• [Work required]: Find the string "flow" in the entries and copy each line that has it.

• [Items]:

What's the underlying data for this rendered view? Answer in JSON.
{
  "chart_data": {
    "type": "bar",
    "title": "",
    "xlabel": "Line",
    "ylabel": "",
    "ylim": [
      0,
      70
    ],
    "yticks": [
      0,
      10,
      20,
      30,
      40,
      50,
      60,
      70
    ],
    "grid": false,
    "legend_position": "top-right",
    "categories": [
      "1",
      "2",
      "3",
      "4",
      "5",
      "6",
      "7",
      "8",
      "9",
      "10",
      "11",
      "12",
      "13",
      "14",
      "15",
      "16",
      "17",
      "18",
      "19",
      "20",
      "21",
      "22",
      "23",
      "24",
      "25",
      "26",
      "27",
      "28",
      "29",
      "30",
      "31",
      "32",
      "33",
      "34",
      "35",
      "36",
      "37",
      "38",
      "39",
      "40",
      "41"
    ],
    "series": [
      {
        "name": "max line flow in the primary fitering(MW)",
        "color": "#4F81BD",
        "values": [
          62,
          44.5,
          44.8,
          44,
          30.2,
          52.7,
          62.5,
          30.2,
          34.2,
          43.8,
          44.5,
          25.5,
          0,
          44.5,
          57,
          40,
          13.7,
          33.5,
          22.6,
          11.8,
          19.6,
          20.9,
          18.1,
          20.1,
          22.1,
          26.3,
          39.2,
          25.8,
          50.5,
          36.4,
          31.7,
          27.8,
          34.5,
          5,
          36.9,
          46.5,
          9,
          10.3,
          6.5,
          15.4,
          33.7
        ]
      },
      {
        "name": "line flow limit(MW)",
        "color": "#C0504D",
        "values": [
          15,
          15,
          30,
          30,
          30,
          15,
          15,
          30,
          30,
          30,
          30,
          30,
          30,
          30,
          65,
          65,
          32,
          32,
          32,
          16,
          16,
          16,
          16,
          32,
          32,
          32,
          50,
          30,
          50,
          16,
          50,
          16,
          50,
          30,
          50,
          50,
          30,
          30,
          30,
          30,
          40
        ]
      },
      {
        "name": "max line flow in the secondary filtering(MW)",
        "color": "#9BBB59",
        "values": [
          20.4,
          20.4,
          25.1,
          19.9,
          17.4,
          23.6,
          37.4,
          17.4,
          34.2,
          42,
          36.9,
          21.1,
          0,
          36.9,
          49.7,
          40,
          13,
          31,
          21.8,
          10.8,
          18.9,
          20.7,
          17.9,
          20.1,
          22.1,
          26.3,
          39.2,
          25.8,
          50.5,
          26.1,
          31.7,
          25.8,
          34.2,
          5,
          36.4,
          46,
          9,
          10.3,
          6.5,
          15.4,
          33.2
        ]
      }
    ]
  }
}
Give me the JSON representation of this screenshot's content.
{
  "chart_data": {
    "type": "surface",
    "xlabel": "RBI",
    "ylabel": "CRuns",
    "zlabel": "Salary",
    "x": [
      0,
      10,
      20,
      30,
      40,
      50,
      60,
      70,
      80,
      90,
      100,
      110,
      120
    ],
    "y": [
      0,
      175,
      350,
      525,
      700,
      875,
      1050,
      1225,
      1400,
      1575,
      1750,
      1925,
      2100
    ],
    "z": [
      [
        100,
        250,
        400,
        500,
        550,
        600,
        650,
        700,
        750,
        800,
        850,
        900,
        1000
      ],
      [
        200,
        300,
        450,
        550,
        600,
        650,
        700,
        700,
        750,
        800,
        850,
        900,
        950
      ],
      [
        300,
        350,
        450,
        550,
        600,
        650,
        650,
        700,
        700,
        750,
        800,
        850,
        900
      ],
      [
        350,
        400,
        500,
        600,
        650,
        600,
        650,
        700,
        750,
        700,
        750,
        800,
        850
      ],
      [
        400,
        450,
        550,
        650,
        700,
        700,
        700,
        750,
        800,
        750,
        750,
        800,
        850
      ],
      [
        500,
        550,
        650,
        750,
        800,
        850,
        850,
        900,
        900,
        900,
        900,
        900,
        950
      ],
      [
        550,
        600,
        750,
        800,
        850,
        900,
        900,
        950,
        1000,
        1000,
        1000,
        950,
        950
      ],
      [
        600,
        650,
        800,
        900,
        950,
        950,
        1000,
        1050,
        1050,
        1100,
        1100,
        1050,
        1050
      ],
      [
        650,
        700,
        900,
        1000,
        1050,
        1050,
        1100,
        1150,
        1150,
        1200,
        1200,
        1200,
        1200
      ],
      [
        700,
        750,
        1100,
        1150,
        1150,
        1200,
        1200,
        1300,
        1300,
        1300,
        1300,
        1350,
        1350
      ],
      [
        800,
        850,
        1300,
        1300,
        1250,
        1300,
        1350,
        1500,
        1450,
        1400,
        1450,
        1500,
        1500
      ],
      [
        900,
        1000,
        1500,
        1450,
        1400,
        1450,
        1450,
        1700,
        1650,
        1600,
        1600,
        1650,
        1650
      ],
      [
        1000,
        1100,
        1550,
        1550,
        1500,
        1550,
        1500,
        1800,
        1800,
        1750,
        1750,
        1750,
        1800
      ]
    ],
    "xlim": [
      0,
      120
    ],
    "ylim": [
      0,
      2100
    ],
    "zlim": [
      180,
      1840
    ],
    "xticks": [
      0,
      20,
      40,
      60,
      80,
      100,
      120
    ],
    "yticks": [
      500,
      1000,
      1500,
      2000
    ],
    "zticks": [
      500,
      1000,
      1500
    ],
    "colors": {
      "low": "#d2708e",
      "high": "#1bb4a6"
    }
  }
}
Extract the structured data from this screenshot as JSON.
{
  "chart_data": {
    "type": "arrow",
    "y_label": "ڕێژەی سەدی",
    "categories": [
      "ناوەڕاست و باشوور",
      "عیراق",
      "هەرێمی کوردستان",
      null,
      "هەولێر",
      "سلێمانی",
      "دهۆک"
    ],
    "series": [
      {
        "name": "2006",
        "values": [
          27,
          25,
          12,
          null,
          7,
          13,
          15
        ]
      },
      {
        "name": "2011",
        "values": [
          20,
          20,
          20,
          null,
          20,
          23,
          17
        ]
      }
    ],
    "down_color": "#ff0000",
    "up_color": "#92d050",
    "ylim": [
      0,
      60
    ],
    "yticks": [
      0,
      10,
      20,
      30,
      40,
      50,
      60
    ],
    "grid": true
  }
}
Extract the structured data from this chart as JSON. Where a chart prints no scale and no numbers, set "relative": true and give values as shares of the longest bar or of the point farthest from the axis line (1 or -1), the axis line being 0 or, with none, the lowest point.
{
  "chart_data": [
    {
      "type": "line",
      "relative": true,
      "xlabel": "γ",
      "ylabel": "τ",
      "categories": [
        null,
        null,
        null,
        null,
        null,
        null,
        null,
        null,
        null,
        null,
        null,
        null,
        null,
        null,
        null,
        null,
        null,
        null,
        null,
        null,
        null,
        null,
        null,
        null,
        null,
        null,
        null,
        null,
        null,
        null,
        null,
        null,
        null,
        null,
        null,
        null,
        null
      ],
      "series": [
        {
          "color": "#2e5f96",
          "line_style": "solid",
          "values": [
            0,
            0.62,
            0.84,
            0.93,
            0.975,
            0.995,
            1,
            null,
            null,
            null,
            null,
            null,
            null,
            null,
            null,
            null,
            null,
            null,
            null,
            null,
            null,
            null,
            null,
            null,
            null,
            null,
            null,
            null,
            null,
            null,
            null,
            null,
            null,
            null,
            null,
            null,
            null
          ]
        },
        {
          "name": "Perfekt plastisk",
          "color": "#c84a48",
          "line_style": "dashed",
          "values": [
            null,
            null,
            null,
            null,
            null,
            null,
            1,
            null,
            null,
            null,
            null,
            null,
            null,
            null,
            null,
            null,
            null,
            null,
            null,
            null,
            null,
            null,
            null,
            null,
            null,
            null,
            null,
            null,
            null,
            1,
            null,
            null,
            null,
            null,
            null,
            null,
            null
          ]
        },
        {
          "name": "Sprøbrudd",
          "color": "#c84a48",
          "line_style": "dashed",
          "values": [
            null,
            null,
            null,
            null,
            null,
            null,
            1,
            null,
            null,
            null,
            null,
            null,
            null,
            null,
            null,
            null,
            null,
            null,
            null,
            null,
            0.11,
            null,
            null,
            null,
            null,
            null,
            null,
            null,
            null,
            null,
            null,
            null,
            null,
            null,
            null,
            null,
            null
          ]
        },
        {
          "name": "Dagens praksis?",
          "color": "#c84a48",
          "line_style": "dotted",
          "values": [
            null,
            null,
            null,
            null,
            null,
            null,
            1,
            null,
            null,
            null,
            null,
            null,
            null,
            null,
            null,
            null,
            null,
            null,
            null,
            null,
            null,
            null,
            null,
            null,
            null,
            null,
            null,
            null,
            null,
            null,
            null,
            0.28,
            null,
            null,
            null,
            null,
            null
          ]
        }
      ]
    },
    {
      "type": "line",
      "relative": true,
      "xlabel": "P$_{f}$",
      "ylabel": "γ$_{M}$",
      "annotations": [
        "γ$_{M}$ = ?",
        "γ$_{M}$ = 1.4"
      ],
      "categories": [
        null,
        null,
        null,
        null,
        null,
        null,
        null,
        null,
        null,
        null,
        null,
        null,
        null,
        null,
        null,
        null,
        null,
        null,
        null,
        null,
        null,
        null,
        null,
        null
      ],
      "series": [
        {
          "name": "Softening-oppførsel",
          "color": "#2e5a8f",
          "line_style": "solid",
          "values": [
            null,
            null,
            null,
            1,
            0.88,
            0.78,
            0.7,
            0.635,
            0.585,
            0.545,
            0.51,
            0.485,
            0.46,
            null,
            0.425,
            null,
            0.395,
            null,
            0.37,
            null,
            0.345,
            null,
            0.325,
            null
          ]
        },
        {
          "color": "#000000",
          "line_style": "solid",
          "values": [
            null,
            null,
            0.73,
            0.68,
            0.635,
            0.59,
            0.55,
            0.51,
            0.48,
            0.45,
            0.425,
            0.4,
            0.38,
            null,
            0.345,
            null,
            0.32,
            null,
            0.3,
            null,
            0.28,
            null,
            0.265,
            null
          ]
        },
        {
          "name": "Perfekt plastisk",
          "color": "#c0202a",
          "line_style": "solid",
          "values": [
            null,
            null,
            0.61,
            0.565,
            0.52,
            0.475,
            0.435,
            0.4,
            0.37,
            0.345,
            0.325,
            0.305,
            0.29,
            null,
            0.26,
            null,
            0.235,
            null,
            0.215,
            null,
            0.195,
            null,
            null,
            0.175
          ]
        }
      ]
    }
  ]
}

• [Output of the exercise]:
        "name": "max line flow in the primary fitering(MW)",
        "name": "line flow limit(MW)",
        "name": "max line flow in the secondary filtering(MW)",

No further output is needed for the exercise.